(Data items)
• • •

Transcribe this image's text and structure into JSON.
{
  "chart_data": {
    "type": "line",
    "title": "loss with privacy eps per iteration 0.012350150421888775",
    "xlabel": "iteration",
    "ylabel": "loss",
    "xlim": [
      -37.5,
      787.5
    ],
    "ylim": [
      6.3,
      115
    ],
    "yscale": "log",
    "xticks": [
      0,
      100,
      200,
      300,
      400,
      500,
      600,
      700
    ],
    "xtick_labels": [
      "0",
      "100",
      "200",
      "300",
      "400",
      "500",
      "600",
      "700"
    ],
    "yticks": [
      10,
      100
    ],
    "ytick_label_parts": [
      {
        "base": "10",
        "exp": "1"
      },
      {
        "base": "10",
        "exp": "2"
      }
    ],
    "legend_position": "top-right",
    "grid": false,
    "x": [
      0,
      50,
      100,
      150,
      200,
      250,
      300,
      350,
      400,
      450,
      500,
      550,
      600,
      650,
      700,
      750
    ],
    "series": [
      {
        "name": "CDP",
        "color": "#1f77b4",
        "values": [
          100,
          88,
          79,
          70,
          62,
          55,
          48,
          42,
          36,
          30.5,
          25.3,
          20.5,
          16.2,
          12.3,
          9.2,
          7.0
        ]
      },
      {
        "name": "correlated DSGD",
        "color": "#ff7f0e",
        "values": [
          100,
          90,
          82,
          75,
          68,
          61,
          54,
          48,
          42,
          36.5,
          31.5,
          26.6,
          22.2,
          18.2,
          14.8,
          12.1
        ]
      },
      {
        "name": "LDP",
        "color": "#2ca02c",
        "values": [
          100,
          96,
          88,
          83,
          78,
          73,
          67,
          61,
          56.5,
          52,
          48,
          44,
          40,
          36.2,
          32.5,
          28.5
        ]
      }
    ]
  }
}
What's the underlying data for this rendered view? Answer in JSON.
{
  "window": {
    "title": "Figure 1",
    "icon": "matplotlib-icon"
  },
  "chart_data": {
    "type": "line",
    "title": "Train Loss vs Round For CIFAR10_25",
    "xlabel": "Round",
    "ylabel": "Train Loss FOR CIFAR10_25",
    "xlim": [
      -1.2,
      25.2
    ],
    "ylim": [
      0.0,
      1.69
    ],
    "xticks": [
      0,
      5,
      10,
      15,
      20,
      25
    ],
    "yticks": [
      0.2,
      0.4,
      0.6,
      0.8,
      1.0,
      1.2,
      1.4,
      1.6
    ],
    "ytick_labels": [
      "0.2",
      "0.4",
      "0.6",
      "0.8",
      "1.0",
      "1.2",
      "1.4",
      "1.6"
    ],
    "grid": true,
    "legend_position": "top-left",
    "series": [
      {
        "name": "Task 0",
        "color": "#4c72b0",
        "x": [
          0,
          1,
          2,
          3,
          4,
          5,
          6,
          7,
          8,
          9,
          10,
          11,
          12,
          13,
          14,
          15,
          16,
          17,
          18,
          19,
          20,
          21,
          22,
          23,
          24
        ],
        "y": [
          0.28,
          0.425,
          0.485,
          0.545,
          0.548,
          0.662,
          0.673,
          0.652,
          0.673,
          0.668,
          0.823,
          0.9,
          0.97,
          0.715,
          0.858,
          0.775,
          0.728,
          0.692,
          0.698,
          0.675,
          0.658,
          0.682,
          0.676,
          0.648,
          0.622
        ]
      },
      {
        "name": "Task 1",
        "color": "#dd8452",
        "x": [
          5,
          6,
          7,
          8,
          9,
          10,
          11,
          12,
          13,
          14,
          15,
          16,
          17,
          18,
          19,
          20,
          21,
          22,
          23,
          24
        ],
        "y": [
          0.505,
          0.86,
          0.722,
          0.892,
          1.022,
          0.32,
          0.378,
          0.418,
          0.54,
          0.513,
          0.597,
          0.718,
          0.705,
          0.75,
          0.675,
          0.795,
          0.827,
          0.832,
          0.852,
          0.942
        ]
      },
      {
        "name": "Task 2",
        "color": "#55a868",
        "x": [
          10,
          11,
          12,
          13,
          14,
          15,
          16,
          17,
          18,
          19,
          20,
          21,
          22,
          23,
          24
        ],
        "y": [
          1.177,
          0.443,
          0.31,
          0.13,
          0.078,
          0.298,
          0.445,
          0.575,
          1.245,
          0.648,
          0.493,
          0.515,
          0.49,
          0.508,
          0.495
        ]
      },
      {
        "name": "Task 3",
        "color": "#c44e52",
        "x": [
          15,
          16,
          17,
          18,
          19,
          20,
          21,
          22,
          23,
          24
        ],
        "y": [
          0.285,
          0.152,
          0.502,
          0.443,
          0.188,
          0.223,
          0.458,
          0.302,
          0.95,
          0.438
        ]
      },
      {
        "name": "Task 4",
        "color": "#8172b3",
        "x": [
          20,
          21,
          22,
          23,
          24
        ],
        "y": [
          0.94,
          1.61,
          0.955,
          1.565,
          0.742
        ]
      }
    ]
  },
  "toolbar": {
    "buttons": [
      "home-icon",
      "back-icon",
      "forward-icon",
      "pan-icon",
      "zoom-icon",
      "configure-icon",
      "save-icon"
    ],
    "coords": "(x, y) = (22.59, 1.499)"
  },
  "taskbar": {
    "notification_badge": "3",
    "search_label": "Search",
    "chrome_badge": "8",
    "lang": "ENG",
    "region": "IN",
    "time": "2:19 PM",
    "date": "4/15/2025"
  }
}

• • •

### Task goal
Copy down the whole of the data above, matching it exactly.

### Finished exercise
Transcribe this image's text and structure into JSON.
{
  "chart_data": {
    "type": "line",
    "title": "loss with privacy eps per iteration 0.012350150421888775",
    "xlabel": "iteration",
    "ylabel": "loss",
    "xlim": [
      -37.5,
      787.5
    ],
    "ylim": [
      6.3,
      115
    ],
    "yscale": "log",
    "xticks": [
      0,
      100,
      200,
      300,
      400,
      500,
      600,
      700
    ],
    "xtick_labels": [
      "0",
      "100",
      "200",
      "300",
      "400",
      "500",
      "600",
      "700"
    ],
    "yticks": [
      10,
      100
    ],
    "ytick_label_parts": [
      {
        "base": "10",
        "exp": "1"
      },
      {
        "base": "10",
        "exp": "2"
      }
    ],
    "legend_position": "top-right",
    "grid": false,
    "x": [
      0,
      50,
      100,
      150,
      200,
      250,
      300,
      350,
      400,
      450,
      500,
      550,
      600,
      650,
      700,
      750
    ],
    "series": [
      {
        "name": "CDP",
        "color": "#1f77b4",
        "values": [
          100,
          88,
          79,
          70,
          62,
          55,
          48,
          42,
          36,
          30.5,
          25.3,
          20.5,
          16.2,
          12.3,
          9.2,
          7.0
        ]
      },
      {
        "name": "correlated DSGD",
        "color": "#ff7f0e",
        "values": [
          100,
          90,
          82,
          75,
          68,
          61,
          54,
          48,
          42,
          36.5,
          31.5,
          26.6,
          22.2,
          18.2,
          14.8,
          12.1
        ]
      },
      {
        "name": "LDP",
        "color": "#2ca02c",
        "values": [
          100,
          96,
          88,
          83,
          78,
          73,
          67,
          61,
          56.5,
          52,
          48,
          44,
          40,
          36.2,
          32.5,
          28.5
        ]
      }
    ]
  }
}
What's the underlying data for this rendered view? Answer in JSON.
{
  "window": {
    "title": "Figure 1",
    "icon": "matplotlib-icon"
  },
  "chart_data": {
    "type": "line",
    "title": "Train Loss vs Round For CIFAR10_25",
    "xlabel": "Round",
    "ylabel": "Train Loss FOR CIFAR10_25",
    "xlim": [
      -1.2,
      25.2
    ],
    "ylim": [
      0.0,
      1.69
    ],
    "xticks": [
      0,
      5,
      10,
      15,
      20,
      25
    ],
    "yticks": [
      0.2,
      0.4,
      0.6,
      0.8,
      1.0,
      1.2,
      1.4,
      1.6
    ],
    "ytick_labels": [
      "0.2",
      "0.4",
      "0.6",
      "0.8",
      "1.0",
      "1.2",
      "1.4",
      "1.6"
    ],
    "grid": true,
    "legend_position": "top-left",
    "series": [
      {
        "name": "Task 0",
        "color": "#4c72b0",
        "x": [
          0,
          1,
          2,
          3,
          4,
          5,
          6,
          7,
          8,
          9,
          10,
          11,
          12,
          13,
          14,
          15,
          16,
          17,
          18,
          19,
          20,
          21,
          22,
          23,
          24
        ],
        "y": [
          0.28,
          0.425,
          0.485,
          0.545,
          0.548,
          0.662,
          0.673,
          0.652,
          0.673,
          0.668,
          0.823,
          0.9,
          0.97,
          0.715,
          0.858,
          0.775,
          0.728,
          0.692,
          0.698,
          0.675,
          0.658,
          0.682,
          0.676,
          0.648,
          0.622
        ]
      },
      {
        "name": "Task 1",
        "color": "#dd8452",
        "x": [
          5,
          6,
          7,
          8,
          9,
          10,
          11,
          12,
          13,
          14,
          15,
          16,
          17,
          18,
          19,
          20,
          21,
          22,
          23,
          24
        ],
        "y": [
          0.505,
          0.86,
          0.722,
          0.892,
          1.022,
          0.32,
          0.378,
          0.418,
          0.54,
          0.513,
          0.597,
          0.718,
          0.705,
          0.75,
          0.675,
          0.795,
          0.827,
          0.832,
          0.852,
          0.942
        ]
      },
      {
        "name": "Task 2",
        "color": "#55a868",
        "x": [
          10,
          11,
          12,
          13,
          14,
          15,
          16,
          17,
          18,
          19,
          20,
          21,
          22,
          23,
          24
        ],
        "y": [
          1.177,
          0.443,
          0.31,
          0.13,
          0.078,
          0.298,
          0.445,
          0.575,
          1.245,
          0.648,
          0.493,
          0.515,
          0.49,
          0.508,
          0.495
        ]
      },
      {
        "name": "Task 3",
        "color": "#c44e52",
        "x": [
          15,
          16,
          17,
          18,
          19,
          20,
          21,
          22,
          23,
          24
        ],
        "y": [
          0.285,
          0.152,
          0.502,
          0.443,
          0.188,
          0.223,
          0.458,
          0.302,
          0.95,
          0.438
        ]
      },
      {
        "name": "Task 4",
        "color": "#8172b3",
        "x": [
          20,
          21,
          22,
          23,
          24
        ],
        "y": [
          0.94,
          1.61,
          0.955,
          1.565,
          0.742
        ]
      }
    ]
  },
  "toolbar": {
    "buttons": [
      "home-icon",
      "back-icon",
      "forward-icon",
      "pan-icon",
      "zoom-icon",
      "configure-icon",
      "save-icon"
    ],
    "coords": "(x, y) = (22.59, 1.499)"
  },
  "taskbar": {
    "notification_badge": "3",
    "search_label": "Search",
    "chrome_badge": "8",
    "lang": "ENG",
    "region": "IN",
    "time": "2:19 PM",
    "date": "4/15/2025"
  }
}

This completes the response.